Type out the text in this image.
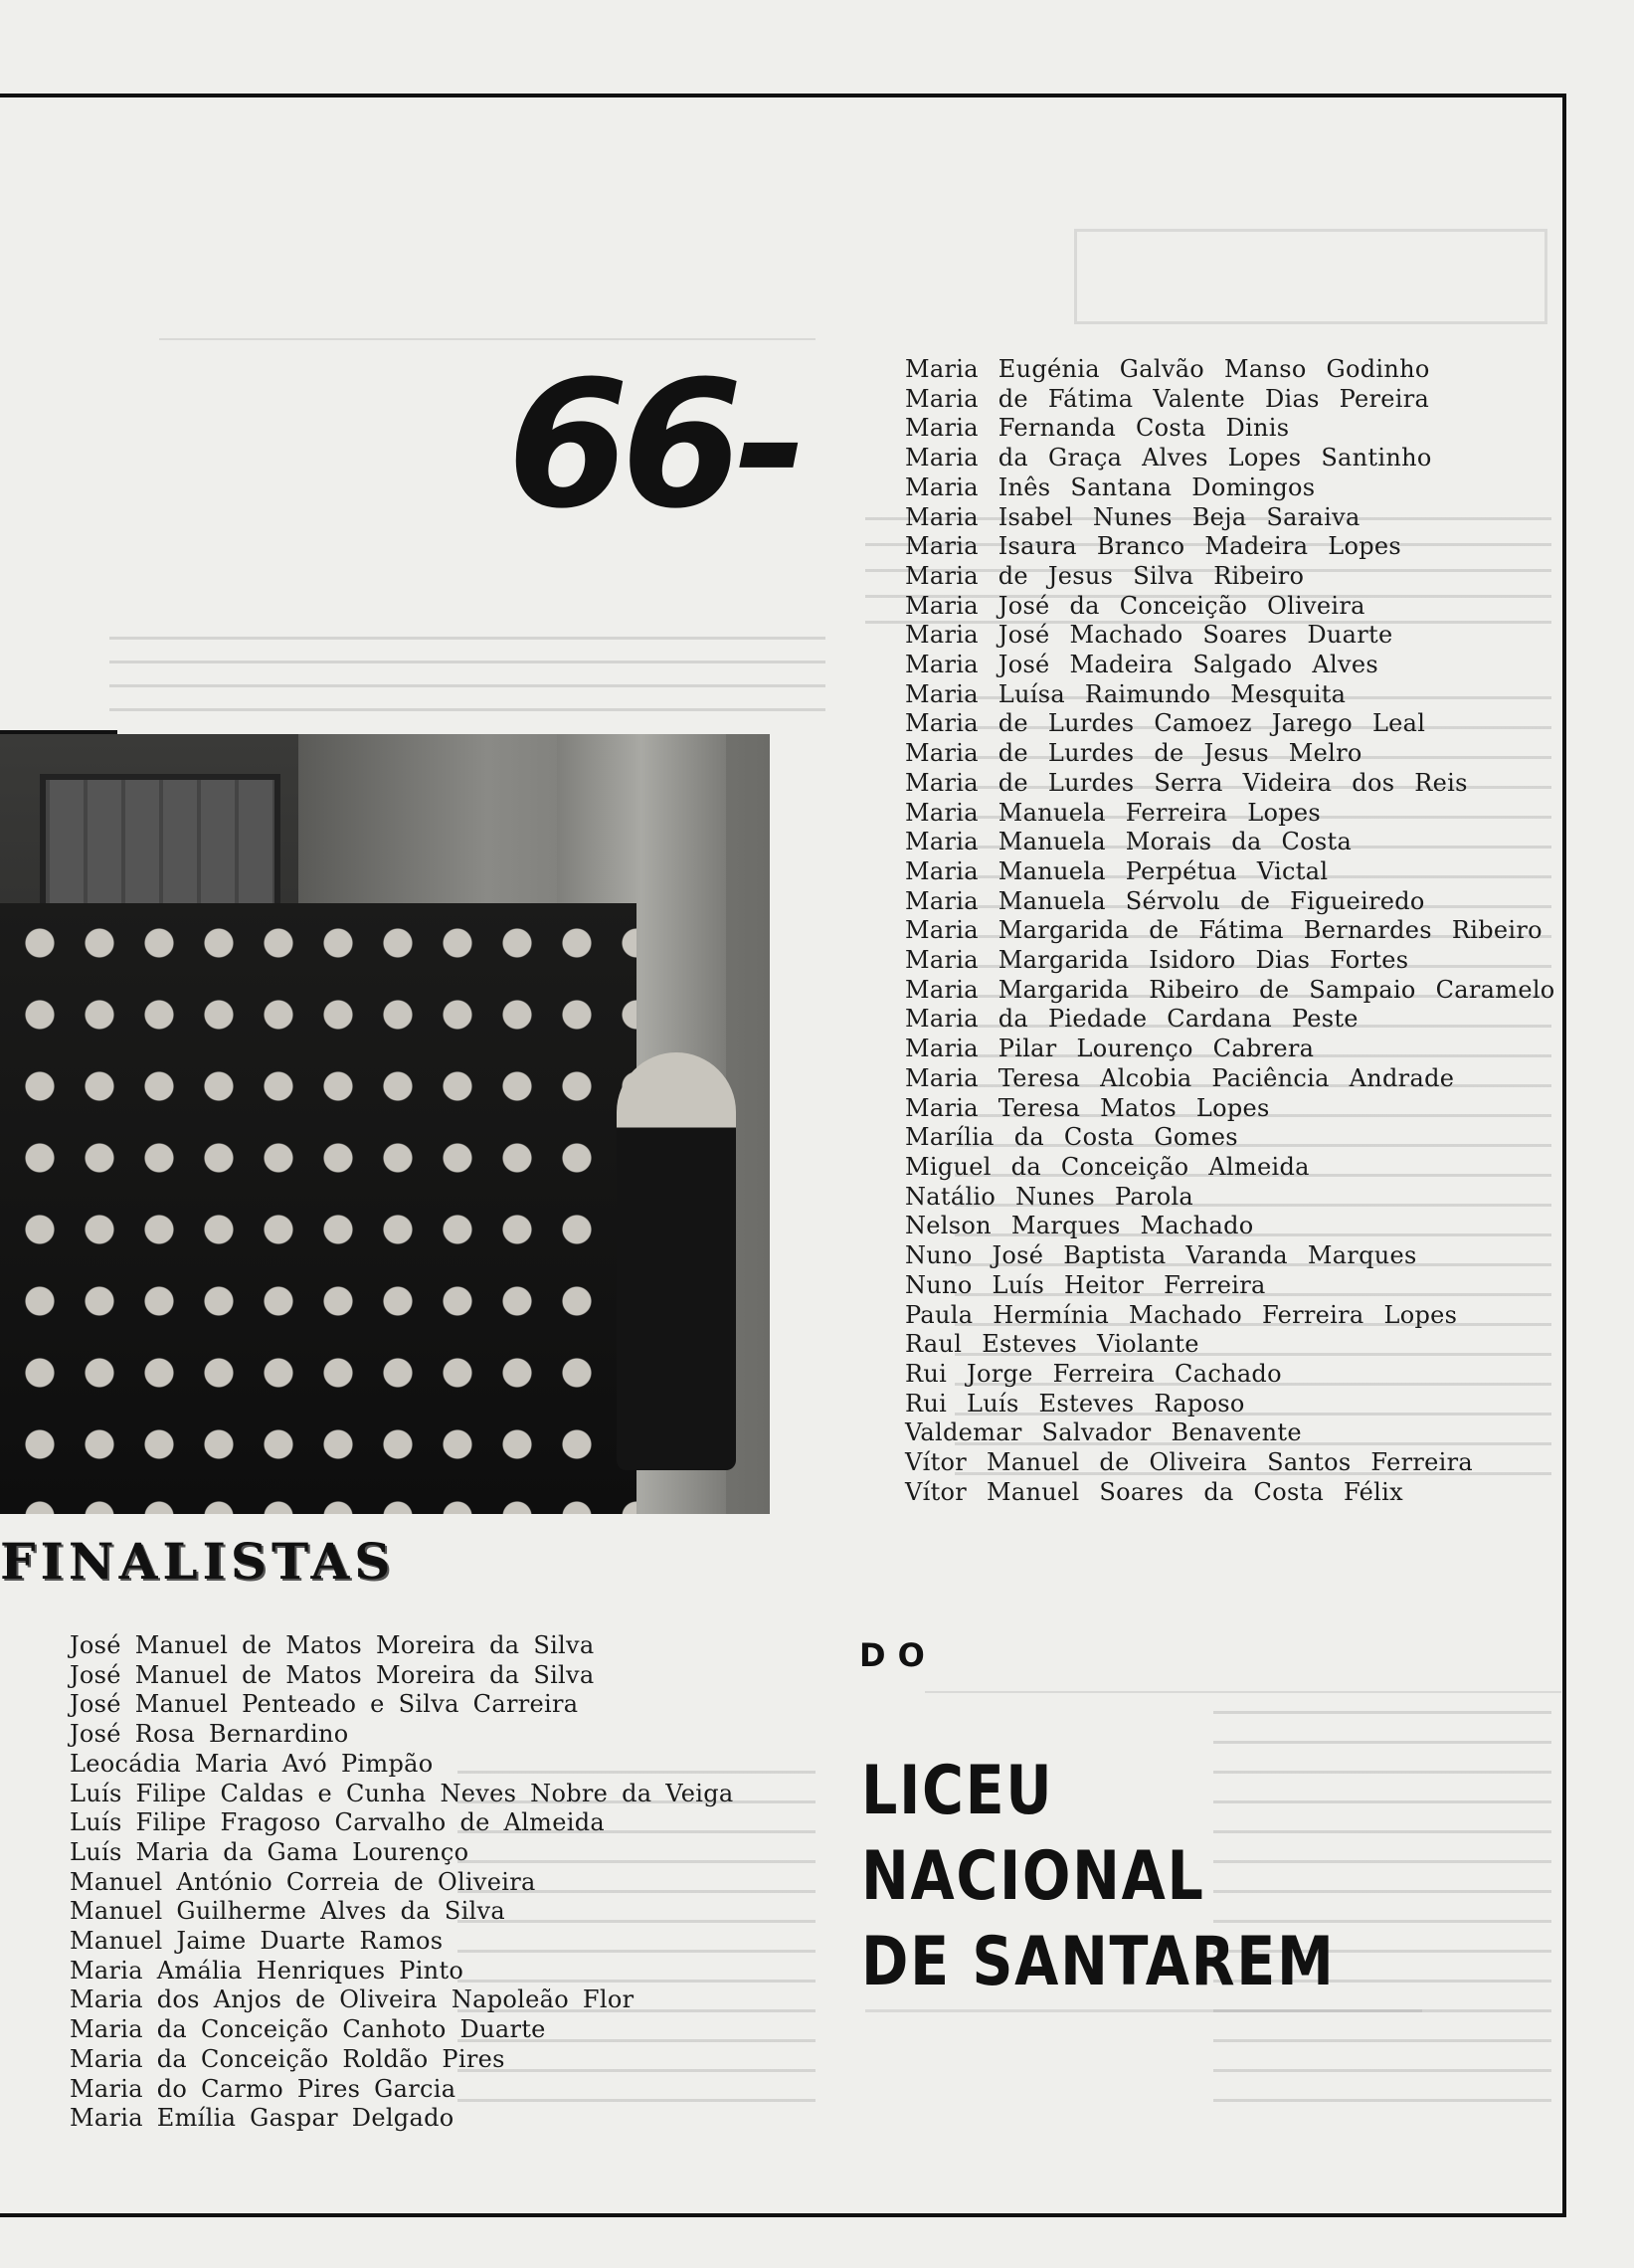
66-
FINALISTAS
José Manuel de Matos Moreira da Silva
José Manuel de Matos Moreira da Silva
José Manuel Penteado e Silva Carreira
José Rosa Bernardino
Leocádia Maria Avó Pimpão
Luís Filipe Caldas e Cunha Neves Nobre da Veiga
Luís Filipe Fragoso Carvalho de Almeida
Luís Maria da Gama Lourenço
Manuel António Correia de Oliveira
Manuel Guilherme Alves da Silva
Manuel Jaime Duarte Ramos
Maria Amália Henriques Pinto
Maria dos Anjos de Oliveira Napoleão Flor
Maria da Conceição Canhoto Duarte
Maria da Conceição Roldão Pires
Maria do Carmo Pires Garcia
Maria Emília Gaspar Delgado
Maria Eugénia Galvão Manso Godinho
Maria de Fátima Valente Dias Pereira
Maria Fernanda Costa Dinis
Maria da Graça Alves Lopes Santinho
Maria Inês Santana Domingos
Maria Isabel Nunes Beja Saraiva
Maria Isaura Branco Madeira Lopes
Maria de Jesus Silva Ribeiro
Maria José da Conceição Oliveira
Maria José Machado Soares Duarte
Maria José Madeira Salgado Alves
Maria Luísa Raimundo Mesquita
Maria de Lurdes Camoez Jarego Leal
Maria de Lurdes de Jesus Melro
Maria de Lurdes Serra Videira dos Reis
Maria Manuela Ferreira Lopes
Maria Manuela Morais da Costa
Maria Manuela Perpétua Victal
Maria Manuela Sérvolu de Figueiredo
Maria Margarida de Fátima Bernardes Ribeiro
Maria Margarida Isidoro Dias Fortes
Maria Margarida Ribeiro de Sampaio Caramelo
Maria da Piedade Cardana Peste
Maria Pilar Lourenço Cabrera
Maria Teresa Alcobia Paciência Andrade
Maria Teresa Matos Lopes
Marília da Costa Gomes
Miguel da Conceição Almeida
Natálio Nunes Parola
Nelson Marques Machado
Nuno José Baptista Varanda Marques
Nuno Luís Heitor Ferreira
Paula Hermínia Machado Ferreira Lopes
Raul Esteves Violante
Rui Jorge Ferreira Cachado
Rui Luís Esteves Raposo
Valdemar Salvador Benavente
Vítor Manuel de Oliveira Santos Ferreira
Vítor Manuel Soares da Costa Félix
DO
LICEU
NACIONAL
DE SANTAREM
----
== Given exercise ==
Each record must be quoted in full and exactly. Do not include the pictures.

== Output for this task ==
Type out the text in this image.
66-
FINALISTAS
José Manuel de Matos Moreira da Silva
José Manuel de Matos Moreira da Silva
José Manuel Penteado e Silva Carreira
José Rosa Bernardino
Leocádia Maria Avó Pimpão
Luís Filipe Caldas e Cunha Neves Nobre da Veiga
Luís Filipe Fragoso Carvalho de Almeida
Luís Maria da Gama Lourenço
Manuel António Correia de Oliveira
Manuel Guilherme Alves da Silva
Manuel Jaime Duarte Ramos
Maria Amália Henriques Pinto
Maria dos Anjos de Oliveira Napoleão Flor
Maria da Conceição Canhoto Duarte
Maria da Conceição Roldão Pires
Maria do Carmo Pires Garcia
Maria Emília Gaspar Delgado
Maria Eugénia Galvão Manso Godinho
Maria de Fátima Valente Dias Pereira
Maria Fernanda Costa Dinis
Maria da Graça Alves Lopes Santinho
Maria Inês Santana Domingos
Maria Isabel Nunes Beja Saraiva
Maria Isaura Branco Madeira Lopes
Maria de Jesus Silva Ribeiro
Maria José da Conceição Oliveira
Maria José Machado Soares Duarte
Maria José Madeira Salgado Alves
Maria Luísa Raimundo Mesquita
Maria de Lurdes Camoez Jarego Leal
Maria de Lurdes de Jesus Melro
Maria de Lurdes Serra Videira dos Reis
Maria Manuela Ferreira Lopes
Maria Manuela Morais da Costa
Maria Manuela Perpétua Victal
Maria Manuela Sérvolu de Figueiredo
Maria Margarida de Fátima Bernardes Ribeiro
Maria Margarida Isidoro Dias Fortes
Maria Margarida Ribeiro de Sampaio Caramelo
Maria da Piedade Cardana Peste
Maria Pilar Lourenço Cabrera
Maria Teresa Alcobia Paciência Andrade
Maria Teresa Matos Lopes
Marília da Costa Gomes
Miguel da Conceição Almeida
Natálio Nunes Parola
Nelson Marques Machado
Nuno José Baptista Varanda Marques
Nuno Luís Heitor Ferreira
Paula Hermínia Machado Ferreira Lopes
Raul Esteves Violante
Rui Jorge Ferreira Cachado
Rui Luís Esteves Raposo
Valdemar Salvador Benavente
Vítor Manuel de Oliveira Santos Ferreira
Vítor Manuel Soares da Costa Félix
DO
LICEU
NACIONAL
DE SANTAREM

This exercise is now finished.